+++ Entries provided

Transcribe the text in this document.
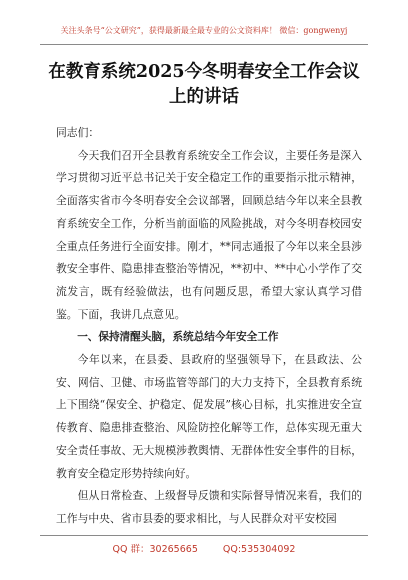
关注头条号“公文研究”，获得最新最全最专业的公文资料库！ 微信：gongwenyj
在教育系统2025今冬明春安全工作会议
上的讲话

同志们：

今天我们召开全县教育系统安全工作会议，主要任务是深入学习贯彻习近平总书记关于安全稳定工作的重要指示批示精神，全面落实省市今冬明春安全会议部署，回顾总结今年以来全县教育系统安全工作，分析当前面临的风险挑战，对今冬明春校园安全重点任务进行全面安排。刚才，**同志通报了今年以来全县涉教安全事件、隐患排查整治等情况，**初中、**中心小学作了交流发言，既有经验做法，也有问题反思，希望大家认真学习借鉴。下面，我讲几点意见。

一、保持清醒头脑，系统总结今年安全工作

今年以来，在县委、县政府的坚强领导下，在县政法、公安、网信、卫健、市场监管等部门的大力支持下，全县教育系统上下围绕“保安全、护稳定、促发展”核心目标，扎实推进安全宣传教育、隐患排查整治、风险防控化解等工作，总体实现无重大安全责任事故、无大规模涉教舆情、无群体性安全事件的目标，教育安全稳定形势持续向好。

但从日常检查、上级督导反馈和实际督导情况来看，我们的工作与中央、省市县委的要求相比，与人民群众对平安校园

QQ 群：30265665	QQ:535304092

++++++

**Task to carry out:**
Copy the data character for character, but drop all pictures from the copy.

**Final result:**
Transcribe the text in this document.
关注头条号“公文研究”，获得最新最全最专业的公文资料库！ 微信：gongwenyj
在教育系统2025今冬明春安全工作会议
上的讲话

同志们：

今天我们召开全县教育系统安全工作会议，主要任务是深入学习贯彻习近平总书记关于安全稳定工作的重要指示批示精神，全面落实省市今冬明春安全会议部署，回顾总结今年以来全县教育系统安全工作，分析当前面临的风险挑战，对今冬明春校园安全重点任务进行全面安排。刚才，**同志通报了今年以来全县涉教安全事件、隐患排查整治等情况，**初中、**中心小学作了交流发言，既有经验做法，也有问题反思，希望大家认真学习借鉴。下面，我讲几点意见。

一、保持清醒头脑，系统总结今年安全工作

今年以来，在县委、县政府的坚强领导下，在县政法、公安、网信、卫健、市场监管等部门的大力支持下，全县教育系统上下围绕“保安全、护稳定、促发展”核心目标，扎实推进安全宣传教育、隐患排查整治、风险防控化解等工作，总体实现无重大安全责任事故、无大规模涉教舆情、无群体性安全事件的目标，教育安全稳定形势持续向好。

但从日常检查、上级督导反馈和实际督导情况来看，我们的工作与中央、省市县委的要求相比，与人民群众对平安校园

QQ 群：30265665	QQ:535304092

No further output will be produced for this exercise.